%%
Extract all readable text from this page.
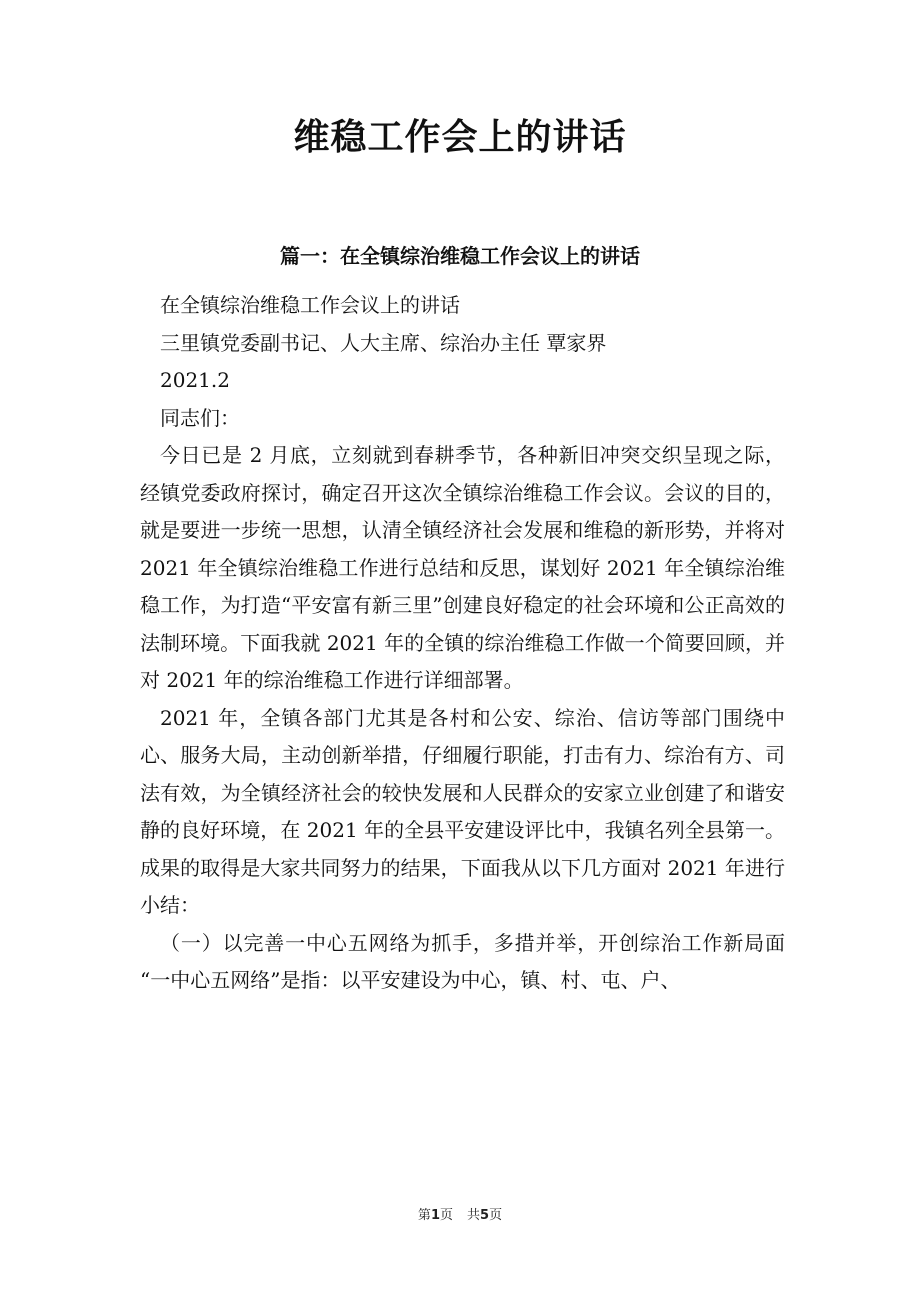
维稳工作会上的讲话
篇一：在全镇综治维稳工作会议上的讲话

在全镇综治维稳工作会议上的讲话

三里镇党委副书记、人大主席、综治办主任 覃家界

2021.2

同志们：

今日已是 2 月底，立刻就到春耕季节，各种新旧冲突交织呈现之际，经镇党委政府探讨，确定召开这次全镇综治维稳工作会议。会议的目的，就是要进一步统一思想，认清全镇经济社会发展和维稳的新形势，并将对 2021 年全镇综治维稳工作进行总结和反思，谋划好 2021 年全镇综治维稳工作，为打造“平安富有新三里”创建良好稳定的社会环境和公正高效的法制环境。下面我就 2021 年的全镇的综治维稳工作做一个简要回顾，并对 2021 年的综治维稳工作进行详细部署。

2021 年，全镇各部门尤其是各村和公安、综治、信访等部门围绕中心、服务大局，主动创新举措，仔细履行职能，打击有力、综治有方、司法有效，为全镇经济社会的较快发展和人民群众的安家立业创建了和谐安静的良好环境，在 2021 年的全县平安建设评比中，我镇名列全县第一。成果的取得是大家共同努力的结果，下面我从以下几方面对 2021 年进行小结：

（一）以完善一中心五网络为抓手，多措并举，开创综治工作新局面 “一中心五网络”是指：以平安建设为中心，镇、村、屯、户、

第1页 共5页
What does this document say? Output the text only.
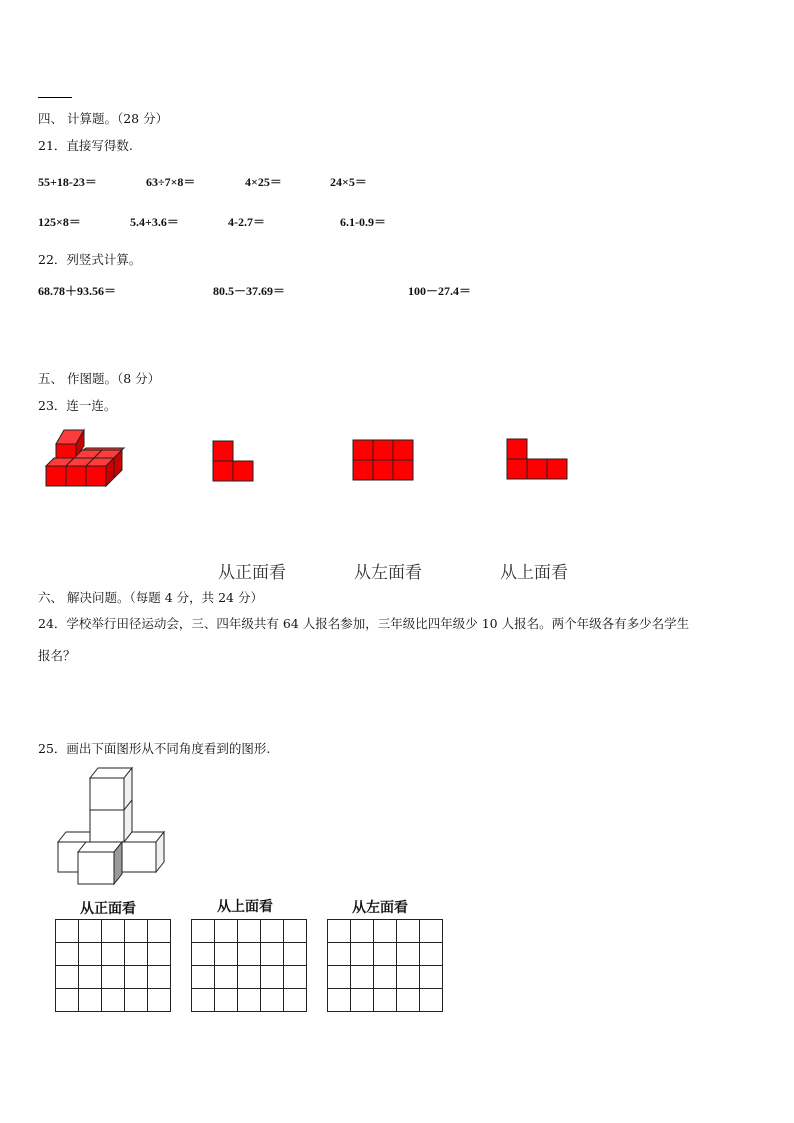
四、 计算题。（28 分）
21．直接写得数.
55+18-23＝	63÷7×8＝	4×25＝	24×5＝
125×8＝	5.4+3.6＝	4-2.7＝	6.1-0.9＝
22．列竖式计算。
68.78＋93.56＝	80.5－37.69＝	100－27.4＝
五、 作图题。（8 分）
23．连一连。
从正面看	从左面看	从上面看
六、 解决问题。（每题 4 分，共 24 分）
24．学校举行田径运动会，三、四年级共有 64 人报名参加，三年级比四年级少 10 人报名。两个年级各有多少名学生
报名？
25．画出下面图形从不同角度看到的图形.
从正面看	从上面看	从左面看
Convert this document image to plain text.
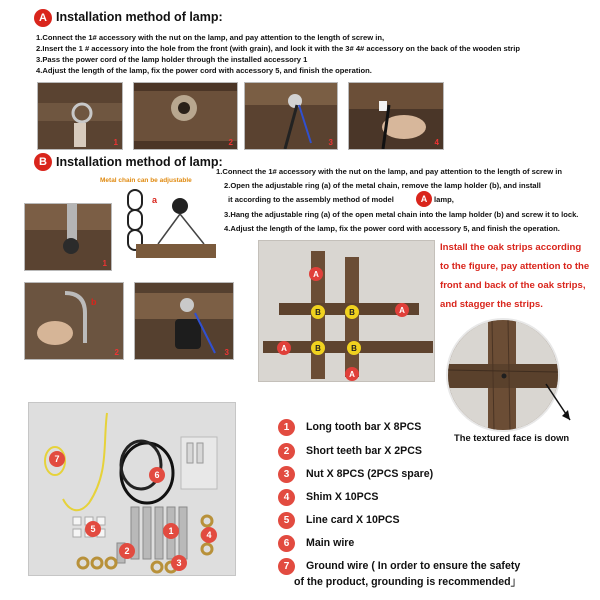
A Installation method of lamp:
1.Connect the 1# accessory with the nut on the lamp, and pay attention to the length of screw in,
2.Insert the 1 # accessory into the hole from the front (with grain), and lock it with the 3# 4# accessory on the back of the wooden strip
3.Pass the power cord of the lamp holder through the installed accessory 1
4.Adjust the length of the lamp, fix the power cord with accessory 5, and finish the operation.
1	2	3	4
B Installation method of lamp:
Metal chain can be adjustable
1.Connect the 1# accessory with the nut on the lamp, and pay attention to the length of screw in
2.Open the adjustable ring (a) of the metal chain, remove the lamp holder (b), and install
it according to the assembly method of model	A lamp,
3.Hang the adjustable ring (a) of the open metal chain into the lamp holder (b) and screw it to lock.
4.Adjust the length of the lamp, fix the power cord with accessory 5, and finish the operation.
1
a
b
2	3
A
B	B	A
A	B	B
A
Install the oak strips according
to the figure, pay attention to the
front and back of the oak strips,
and stagger the strips.
The textured face is down
7
6
5	1
2
3
4
1	Long tooth bar X 8PCS
2	Short teeth bar X 2PCS
3	Nut X 8PCS (2PCS spare)
4	Shim X 10PCS
5	Line card X 10PCS
6	Main wire
7	Ground wire ( In order to ensure the safety
of the product, grounding is recommended」
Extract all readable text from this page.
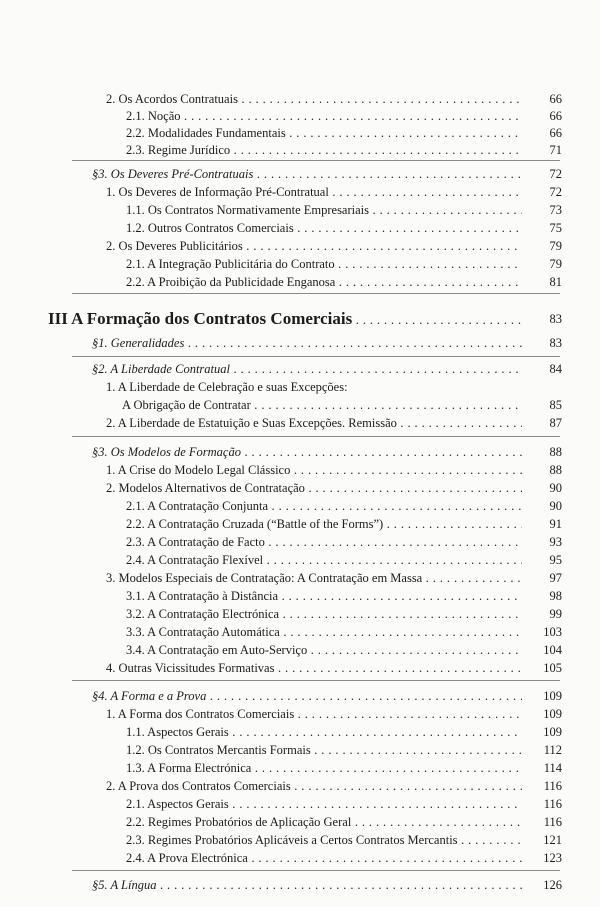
2. Os Acordos Contratuais . . .	66
2.1. Noção . . .	66
2.2. Modalidades Fundamentais . . .	66
2.3. Regime Jurídico . . .	71
§3. Os Deveres Pré-Contratuais . . .	72
1. Os Deveres de Informação Pré-Contratual . . .	72
1.1. Os Contratos Normativamente Empresariais . . .	73
1.2. Outros Contratos Comerciais . . .	75
2. Os Deveres Publicitários . . .	79
2.1. A Integração Publicitária do Contrato . . .	79
2.2. A Proibição da Publicidade Enganosa . . .	81
III A Formação dos Contratos Comerciais . . .	83
§1. Generalidades . . .	83
§2. A Liberdade Contratual . . .	84
1. A Liberdade de Celebração e suas Excepções:
A Obrigação de Contratar . . .	85
2. A Liberdade de Estatuição e Suas Excepções. Remissão . . .	87
§3. Os Modelos de Formação . . .	88
1. A Crise do Modelo Legal Clássico . . .	88
2. Modelos Alternativos de Contratação . . .	90
2.1. A Contratação Conjunta . . .	90
2.2. A Contratação Cruzada (“Battle of the Forms”) . . .	91
2.3. A Contratação de Facto . . .	93
2.4. A Contratação Flexível . . .	95
3. Modelos Especiais de Contratação: A Contratação em Massa . . .	97
3.1. A Contratação à Distância . . .	98
3.2. A Contratação Electrónica . . .	99
3.3. A Contratação Automática . . .	103
3.4. A Contratação em Auto-Serviço . . .	104
4. Outras Vicissitudes Formativas . . .	105
§4. A Forma e a Prova . . .	109
1. A Forma dos Contratos Comerciais . . .	109
1.1. Aspectos Gerais . . .	109
1.2. Os Contratos Mercantis Formais . . .	112
1.3. A Forma Electrónica . . .	114
2. A Prova dos Contratos Comerciais . . .	116
2.1. Aspectos Gerais . . .	116
2.2. Regimes Probatórios de Aplicação Geral . . .	116
2.3. Regimes Probatórios Aplicáveis a Certos Contratos Mercantis . . .	121
2.4. A Prova Electrónica . . .	123
§5. A Língua . . .	126
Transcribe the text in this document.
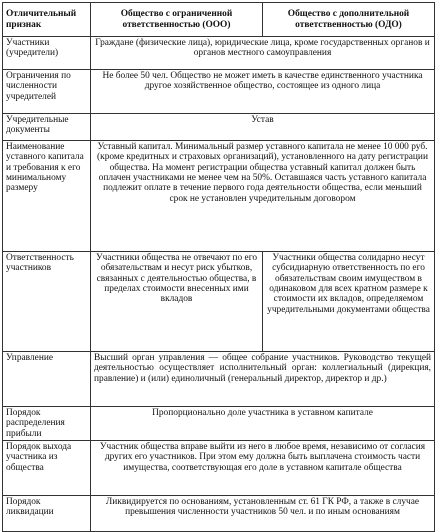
Отличительный признак	Общество с ограниченной ответственностью (ООО)	Общество с дополнительной ответственностью (ОДО)
Участники (учредители)	Граждане (физические лица), юридические лица, кроме государственных органов и органов местного самоуправления	
Ограничения по численности учредителей	Не более 50 чел. Общество не может иметь в качестве единственного участника другое хозяйственное общество, состоящее из одного лица	
Учредительные документы	Устав	
Наименование уставного капитала и требования к его минимальному размеру	Уставный капитал. Минимальный размер уставного капитала не менее 10 000 руб. (кроме кредитных и страховых организаций), установленного на дату регистрации общества. На момент регистрации общества уставный капитал должен быть оплачен участниками не менее чем на 50%. Оставшаяся часть уставного капитала подлежит оплате в течение первого года деятельности общества, если меньший срок не установлен учредительным договором	
Ответственность участников	Участники общества не отвечают по его обязательствам и несут риск убытков, связанных с деятельностью общества, в пределах стоимости внесенных ими вкладов	Участники общества солидарно несут субсидиарную ответственность по его обязательствам своим имуществом в одинаковом для всех кратном размере к стоимости их вкладов, определяемом учредительными документами общества
Управление	Высший орган управления — общее собрание участников. Руководство текущей деятельностью осуществляет исполнительный орган: коллегиальный (дирекция, правление) и (или) единоличный (генеральный директор, директор и др.)	
Порядок распределения прибыли	Пропорционально доле участника в уставном капитале	
Порядок выхода участника из общества	Участник общества вправе выйти из него в любое время, независимо от согласия других его участников. При этом ему должна быть выплачена стоимость части имущества, соответствующая его доле в уставном капитале общества	
Порядок ликвидации	Ликвидируется по основаниям, установленным ст. 61 ГК РФ, а также в случае превышения численности участников 50 чел. и по иным основаниям	
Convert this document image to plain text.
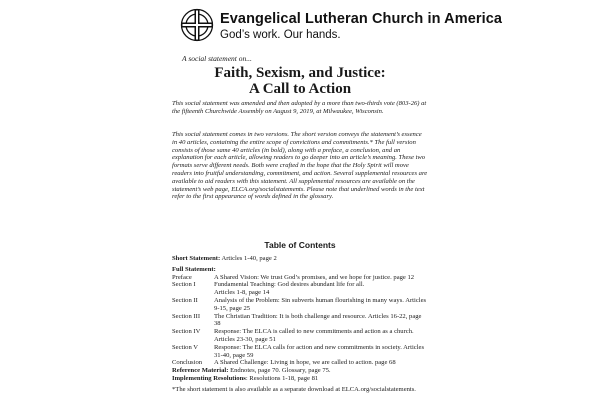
Evangelical Lutheran Church in America
God’s work. Our hands.
A social statement on...
Faith, Sexism, and Justice:
A Call to Action
This social statement was amended and then adopted by a more than two-thirds vote (803-26) at the fifteenth Churchwide Assembly on August 9, 2019, at Milwaukee, Wisconsin.
This social statement comes in two versions. The short version conveys the statement’s essence in 40 articles, containing the entire scope of convictions and commitments.* The full version consists of those same 40 articles (in bold), along with a preface, a conclusion, and an explanation for each article, allowing readers to go deeper into an article’s meaning. These two formats serve different needs. Both were crafted in the hope that the Holy Spirit will move readers into fruitful understanding, commitment, and action. Several supplemental resources are available to aid readers with this statement. All supplemental resources are available on the statement’s web page, ELCA.org/socialstatements. Please note that underlined words in the text refer to the first appearance of words defined in the glossary.
Table of Contents
Short Statement: Articles 1-40, page 2
Full Statement:
Preface	A Shared Vision: We trust God’s promises, and we hope for justice. page 12
Section I	Fundamental Teaching: God desires abundant life for all.
Articles 1-8, page 14
Section II	Analysis of the Problem: Sin subverts human flourishing in many ways. Articles 9-15, page 25
Section III	The Christian Tradition: It is both challenge and resource. Articles 16-22, page 38
Section IV	Response: The ELCA is called to new commitments and action as a church. Articles 23-30, page 51
Section V	Response: The ELCA calls for action and new commitments in society. Articles 31-40, page 59
Conclusion	A Shared Challenge: Living in hope, we are called to action. page 68
Reference Material: Endnotes, page 70. Glossary, page 75.
Implementing Resolutions: Resolutions 1-18, page 81
*The short statement is also available as a separate download at ELCA.org/socialstatements.
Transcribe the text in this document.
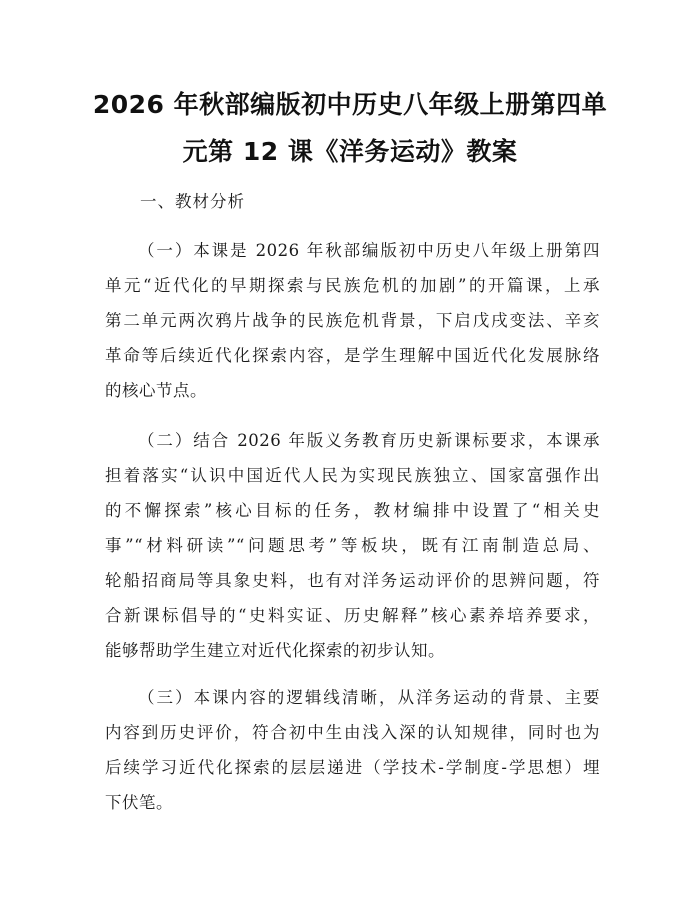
2026 年秋部编版初中历史八年级上册第四单
元第 12 课《洋务运动》教案
一、教材分析
（一）本课是 2026 年秋部编版初中历史八年级上册第四
单元“近代化的早期探索与民族危机的加剧”的开篇课，上承
第二单元两次鸦片战争的民族危机背景，下启戊戌变法、辛亥
革命等后续近代化探索内容，是学生理解中国近代化发展脉络
的核心节点。
（二）结合 2026 年版义务教育历史新课标要求，本课承
担着落实“认识中国近代人民为实现民族独立、国家富强作出
的不懈探索”核心目标的任务，教材编排中设置了“相关史
事”“材料研读”“问题思考”等板块，既有江南制造总局、
轮船招商局等具象史料，也有对洋务运动评价的思辨问题，符
合新课标倡导的“史料实证、历史解释”核心素养培养要求，
能够帮助学生建立对近代化探索的初步认知。
（三）本课内容的逻辑线清晰，从洋务运动的背景、主要
内容到历史评价，符合初中生由浅入深的认知规律，同时也为
后续学习近代化探索的层层递进（学技术-学制度-学思想）埋
下伏笔。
%%
**DIRECTIVE**
Looking at the listing above, count the lines that contain "Regimes" and give nothing but the number.

**ANSWER**
2